[Work required] Beneath this sentence is a set of records; write each of them out exactly.

[Collected data]
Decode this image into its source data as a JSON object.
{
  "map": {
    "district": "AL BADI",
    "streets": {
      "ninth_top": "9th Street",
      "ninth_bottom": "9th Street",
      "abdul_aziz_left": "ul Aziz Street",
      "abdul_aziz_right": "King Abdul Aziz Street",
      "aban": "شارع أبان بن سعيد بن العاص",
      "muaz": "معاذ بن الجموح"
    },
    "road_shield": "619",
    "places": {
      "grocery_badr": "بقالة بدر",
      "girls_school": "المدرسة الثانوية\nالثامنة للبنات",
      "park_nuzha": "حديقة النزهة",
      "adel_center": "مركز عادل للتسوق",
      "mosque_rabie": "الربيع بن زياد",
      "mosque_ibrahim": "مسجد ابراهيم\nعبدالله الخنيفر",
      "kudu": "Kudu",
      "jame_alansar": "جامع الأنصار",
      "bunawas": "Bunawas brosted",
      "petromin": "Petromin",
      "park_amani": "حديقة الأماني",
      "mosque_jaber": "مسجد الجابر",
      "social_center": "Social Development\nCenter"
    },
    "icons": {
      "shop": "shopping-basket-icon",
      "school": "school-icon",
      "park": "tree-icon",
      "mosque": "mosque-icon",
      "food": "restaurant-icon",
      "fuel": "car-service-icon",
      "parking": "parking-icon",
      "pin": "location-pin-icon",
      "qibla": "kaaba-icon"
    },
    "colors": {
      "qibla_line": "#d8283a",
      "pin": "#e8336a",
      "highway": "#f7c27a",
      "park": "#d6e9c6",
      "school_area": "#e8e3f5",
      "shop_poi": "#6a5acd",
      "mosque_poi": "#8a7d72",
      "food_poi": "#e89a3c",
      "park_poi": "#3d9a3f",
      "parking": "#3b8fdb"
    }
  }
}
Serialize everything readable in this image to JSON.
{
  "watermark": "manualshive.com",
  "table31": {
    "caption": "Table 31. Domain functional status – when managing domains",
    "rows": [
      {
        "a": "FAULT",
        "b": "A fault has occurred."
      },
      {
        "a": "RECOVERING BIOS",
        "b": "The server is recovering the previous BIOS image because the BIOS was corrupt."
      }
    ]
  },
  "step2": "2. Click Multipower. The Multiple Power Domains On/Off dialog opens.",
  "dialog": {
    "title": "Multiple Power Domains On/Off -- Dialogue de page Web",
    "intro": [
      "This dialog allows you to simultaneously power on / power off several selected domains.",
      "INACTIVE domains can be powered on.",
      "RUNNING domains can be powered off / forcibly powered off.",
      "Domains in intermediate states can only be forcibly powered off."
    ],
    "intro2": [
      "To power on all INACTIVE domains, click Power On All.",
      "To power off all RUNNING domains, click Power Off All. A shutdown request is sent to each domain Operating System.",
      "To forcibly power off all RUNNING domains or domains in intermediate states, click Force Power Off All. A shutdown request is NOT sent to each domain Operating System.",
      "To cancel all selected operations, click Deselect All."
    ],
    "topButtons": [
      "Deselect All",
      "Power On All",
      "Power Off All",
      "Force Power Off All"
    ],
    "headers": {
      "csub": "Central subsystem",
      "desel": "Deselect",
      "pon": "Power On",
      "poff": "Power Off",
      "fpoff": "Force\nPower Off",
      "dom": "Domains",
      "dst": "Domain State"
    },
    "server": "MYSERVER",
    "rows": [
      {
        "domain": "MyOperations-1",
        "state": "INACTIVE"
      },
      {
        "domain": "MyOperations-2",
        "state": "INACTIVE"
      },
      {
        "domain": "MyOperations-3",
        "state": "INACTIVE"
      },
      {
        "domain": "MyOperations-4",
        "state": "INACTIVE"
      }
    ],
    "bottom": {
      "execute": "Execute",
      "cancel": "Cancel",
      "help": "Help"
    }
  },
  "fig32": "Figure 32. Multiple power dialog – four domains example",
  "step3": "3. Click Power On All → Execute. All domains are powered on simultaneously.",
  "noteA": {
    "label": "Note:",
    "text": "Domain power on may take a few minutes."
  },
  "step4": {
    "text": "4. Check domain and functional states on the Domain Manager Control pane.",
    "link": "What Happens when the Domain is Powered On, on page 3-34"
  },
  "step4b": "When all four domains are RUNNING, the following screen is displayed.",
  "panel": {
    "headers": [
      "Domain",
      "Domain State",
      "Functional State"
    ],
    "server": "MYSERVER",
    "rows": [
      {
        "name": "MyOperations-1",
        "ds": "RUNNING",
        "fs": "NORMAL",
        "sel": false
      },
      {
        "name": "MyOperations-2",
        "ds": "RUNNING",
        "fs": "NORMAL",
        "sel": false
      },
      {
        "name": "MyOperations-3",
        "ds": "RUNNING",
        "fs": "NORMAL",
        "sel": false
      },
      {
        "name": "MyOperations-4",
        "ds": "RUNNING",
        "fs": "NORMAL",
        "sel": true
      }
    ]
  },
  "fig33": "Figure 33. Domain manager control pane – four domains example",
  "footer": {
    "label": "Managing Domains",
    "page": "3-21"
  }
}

[Result below]
Decode this image into its source data as a JSON object.
{
  "map": {
    "district": "AL BADI",
    "streets": {
      "ninth_top": "9th Street",
      "ninth_bottom": "9th Street",
      "abdul_aziz_left": "ul Aziz Street",
      "abdul_aziz_right": "King Abdul Aziz Street",
      "aban": "شارع أبان بن سعيد بن العاص",
      "muaz": "معاذ بن الجموح"
    },
    "road_shield": "619",
    "places": {
      "grocery_badr": "بقالة بدر",
      "girls_school": "المدرسة الثانوية\nالثامنة للبنات",
      "park_nuzha": "حديقة النزهة",
      "adel_center": "مركز عادل للتسوق",
      "mosque_rabie": "الربيع بن زياد",
      "mosque_ibrahim": "مسجد ابراهيم\nعبدالله الخنيفر",
      "kudu": "Kudu",
      "jame_alansar": "جامع الأنصار",
      "bunawas": "Bunawas brosted",
      "petromin": "Petromin",
      "park_amani": "حديقة الأماني",
      "mosque_jaber": "مسجد الجابر",
      "social_center": "Social Development\nCenter"
    },
    "icons": {
      "shop": "shopping-basket-icon",
      "school": "school-icon",
      "park": "tree-icon",
      "mosque": "mosque-icon",
      "food": "restaurant-icon",
      "fuel": "car-service-icon",
      "parking": "parking-icon",
      "pin": "location-pin-icon",
      "qibla": "kaaba-icon"
    },
    "colors": {
      "qibla_line": "#d8283a",
      "pin": "#e8336a",
      "highway": "#f7c27a",
      "park": "#d6e9c6",
      "school_area": "#e8e3f5",
      "shop_poi": "#6a5acd",
      "mosque_poi": "#8a7d72",
      "food_poi": "#e89a3c",
      "park_poi": "#3d9a3f",
      "parking": "#3b8fdb"
    }
  }
}
Serialize everything readable in this image to JSON.
{
  "watermark": "manualshive.com",
  "table31": {
    "caption": "Table 31. Domain functional status – when managing domains",
    "rows": [
      {
        "a": "FAULT",
        "b": "A fault has occurred."
      },
      {
        "a": "RECOVERING BIOS",
        "b": "The server is recovering the previous BIOS image because the BIOS was corrupt."
      }
    ]
  },
  "step2": "2. Click Multipower. The Multiple Power Domains On/Off dialog opens.",
  "dialog": {
    "title": "Multiple Power Domains On/Off -- Dialogue de page Web",
    "intro": [
      "This dialog allows you to simultaneously power on / power off several selected domains.",
      "INACTIVE domains can be powered on.",
      "RUNNING domains can be powered off / forcibly powered off.",
      "Domains in intermediate states can only be forcibly powered off."
    ],
    "intro2": [
      "To power on all INACTIVE domains, click Power On All.",
      "To power off all RUNNING domains, click Power Off All. A shutdown request is sent to each domain Operating System.",
      "To forcibly power off all RUNNING domains or domains in intermediate states, click Force Power Off All. A shutdown request is NOT sent to each domain Operating System.",
      "To cancel all selected operations, click Deselect All."
    ],
    "topButtons": [
      "Deselect All",
      "Power On All",
      "Power Off All",
      "Force Power Off All"
    ],
    "headers": {
      "csub": "Central subsystem",
      "desel": "Deselect",
      "pon": "Power On",
      "poff": "Power Off",
      "fpoff": "Force\nPower Off",
      "dom": "Domains",
      "dst": "Domain State"
    },
    "server": "MYSERVER",
    "rows": [
      {
        "domain": "MyOperations-1",
        "state": "INACTIVE"
      },
      {
        "domain": "MyOperations-2",
        "state": "INACTIVE"
      },
      {
        "domain": "MyOperations-3",
        "state": "INACTIVE"
      },
      {
        "domain": "MyOperations-4",
        "state": "INACTIVE"
      }
    ],
    "bottom": {
      "execute": "Execute",
      "cancel": "Cancel",
      "help": "Help"
    }
  },
  "fig32": "Figure 32. Multiple power dialog – four domains example",
  "step3": "3. Click Power On All → Execute. All domains are powered on simultaneously.",
  "noteA": {
    "label": "Note:",
    "text": "Domain power on may take a few minutes."
  },
  "step4": {
    "text": "4. Check domain and functional states on the Domain Manager Control pane.",
    "link": "What Happens when the Domain is Powered On, on page 3-34"
  },
  "step4b": "When all four domains are RUNNING, the following screen is displayed.",
  "panel": {
    "headers": [
      "Domain",
      "Domain State",
      "Functional State"
    ],
    "server": "MYSERVER",
    "rows": [
      {
        "name": "MyOperations-1",
        "ds": "RUNNING",
        "fs": "NORMAL",
        "sel": false
      },
      {
        "name": "MyOperations-2",
        "ds": "RUNNING",
        "fs": "NORMAL",
        "sel": false
      },
      {
        "name": "MyOperations-3",
        "ds": "RUNNING",
        "fs": "NORMAL",
        "sel": false
      },
      {
        "name": "MyOperations-4",
        "ds": "RUNNING",
        "fs": "NORMAL",
        "sel": true
      }
    ]
  },
  "fig33": "Figure 33. Domain manager control pane – four domains example",
  "footer": {
    "label": "Managing Domains",
    "page": "3-21"
  }
}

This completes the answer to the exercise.